### What the task requires
Quote everything in the book review from "New York Times columnist" down to "and biting sarcasm.".

### Extract
..............................
SEVERAL SHORT SENTENCES ABOUT WRITING

New York Times columnist and editorial board member delivers a slim book for aspiring writers, offering saws and sense, wisdom and waggery, biases and biting sarcasm.

Klinkenborg (Timothy; or, Notes of an Abject Reptile, 2006), who’s taught for decades, endeavors to keep things simple in his prose, and he urges other writers to do the same. (Note: He despises abuses of the word as, as he continually reminds readers.) In the early sections, the author ignores traditional paragraphing so that the text resembles a long free-verse poem. He urges readers to use short, clear sentences and to make sure each one is healthy before moving on; notes that it’s acceptable to start sentences with and and but; sees benefits in diagramming sentences; stresses that all writing is revision; periodically blasts the formulaic writing that many (most?) students learn in school; argues that knowing where you’re headed before you begin might be good for a vacation, but not for a piece of writing; and believes that writers must trust readers more, and trust themselves. Most of Klinkenborg’s advice is neither radical nor especially profound (“Turn to the poets. / Learn from them”), and the text suffers from a corrosive fallacy: that if his strategies work for him they will work for all. The final fifth of the text includes some passages from writers he admires (McPhee, Oates, Cheever) and some of his students’ awkward sentences, which he treats analytically but sometimes with a surprising sarcasm that veers near meanness. He includes examples of students’ dangling modifiers, malapropisms, errors of pronoun agreement, wordiness and other mistakes.
..............................
### Raw data

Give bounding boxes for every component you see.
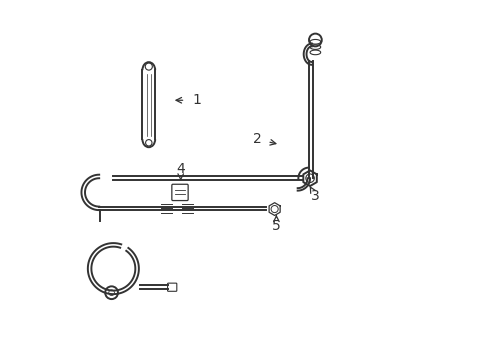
..............................
### Written answer
New York Times columnist and editorial board member delivers a slim book for aspiring writers, offering saws and sense, wisdom and waggery, biases and biting sarcasm.